**Problem to solve:** Copy out all of the data exactly as it appears.

(Stored records)
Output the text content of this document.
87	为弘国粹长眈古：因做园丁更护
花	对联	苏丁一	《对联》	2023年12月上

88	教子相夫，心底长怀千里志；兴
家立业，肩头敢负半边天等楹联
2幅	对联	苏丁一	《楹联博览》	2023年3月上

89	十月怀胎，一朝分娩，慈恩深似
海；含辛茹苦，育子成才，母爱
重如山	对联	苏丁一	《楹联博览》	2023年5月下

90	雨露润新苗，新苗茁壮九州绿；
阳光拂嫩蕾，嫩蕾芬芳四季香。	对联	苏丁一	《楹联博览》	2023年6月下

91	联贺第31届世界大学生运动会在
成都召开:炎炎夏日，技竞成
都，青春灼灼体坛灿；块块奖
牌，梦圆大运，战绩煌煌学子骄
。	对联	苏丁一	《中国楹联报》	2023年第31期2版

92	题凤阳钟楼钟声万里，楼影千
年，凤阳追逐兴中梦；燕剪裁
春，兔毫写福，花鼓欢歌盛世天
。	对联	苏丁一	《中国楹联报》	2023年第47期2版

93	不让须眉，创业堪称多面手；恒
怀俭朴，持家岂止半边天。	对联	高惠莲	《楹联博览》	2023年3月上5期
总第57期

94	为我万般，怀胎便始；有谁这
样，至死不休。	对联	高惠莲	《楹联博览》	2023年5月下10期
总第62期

**Correct answer:**
Output the text content of this document.
87	为弘国粹长眈古：因做园丁更护
花	对联	苏丁一	《对联》	2023年12月上

88	教子相夫，心底长怀千里志；兴
家立业，肩头敢负半边天等楹联
2幅	对联	苏丁一	《楹联博览》	2023年3月上

89	十月怀胎，一朝分娩，慈恩深似
海；含辛茹苦，育子成才，母爱
重如山	对联	苏丁一	《楹联博览》	2023年5月下

90	雨露润新苗，新苗茁壮九州绿；
阳光拂嫩蕾，嫩蕾芬芳四季香。	对联	苏丁一	《楹联博览》	2023年6月下

91	联贺第31届世界大学生运动会在
成都召开:炎炎夏日，技竞成
都，青春灼灼体坛灿；块块奖
牌，梦圆大运，战绩煌煌学子骄
。	对联	苏丁一	《中国楹联报》	2023年第31期2版

92	题凤阳钟楼钟声万里，楼影千
年，凤阳追逐兴中梦；燕剪裁
春，兔毫写福，花鼓欢歌盛世天
。	对联	苏丁一	《中国楹联报》	2023年第47期2版

93	不让须眉，创业堪称多面手；恒
怀俭朴，持家岂止半边天。	对联	高惠莲	《楹联博览》	2023年3月上5期
总第57期

94	为我万般，怀胎便始；有谁这
样，至死不休。	对联	高惠莲	《楹联博览》	2023年5月下10期
总第62期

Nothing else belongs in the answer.